** START Record extracts **

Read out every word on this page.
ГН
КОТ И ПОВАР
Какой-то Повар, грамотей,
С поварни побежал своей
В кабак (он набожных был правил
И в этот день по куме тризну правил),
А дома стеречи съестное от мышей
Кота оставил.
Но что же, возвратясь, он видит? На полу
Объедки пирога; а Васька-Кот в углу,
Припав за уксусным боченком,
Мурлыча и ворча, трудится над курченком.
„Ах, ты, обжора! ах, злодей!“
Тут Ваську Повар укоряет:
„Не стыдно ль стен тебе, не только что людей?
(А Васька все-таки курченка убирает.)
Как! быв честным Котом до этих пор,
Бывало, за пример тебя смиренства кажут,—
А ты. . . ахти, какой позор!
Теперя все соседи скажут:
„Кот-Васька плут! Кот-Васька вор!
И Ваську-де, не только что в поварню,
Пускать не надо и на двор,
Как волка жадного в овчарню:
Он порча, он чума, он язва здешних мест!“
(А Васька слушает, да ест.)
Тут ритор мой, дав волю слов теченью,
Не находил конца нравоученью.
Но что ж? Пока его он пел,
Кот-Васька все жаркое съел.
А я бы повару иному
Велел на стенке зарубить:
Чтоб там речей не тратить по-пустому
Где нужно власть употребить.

** END Record extracts **

Exercise
Search the lines above for the string "Васька" and copy each line that has it.

Complete response
Объедки пирога; а Васька-Кот в углу,
(А Васька все-таки курченка убирает.)
„Кот-Васька плут! Кот-Васька вор!
(А Васька слушает, да ест.)
Кот-Васька все жаркое съел.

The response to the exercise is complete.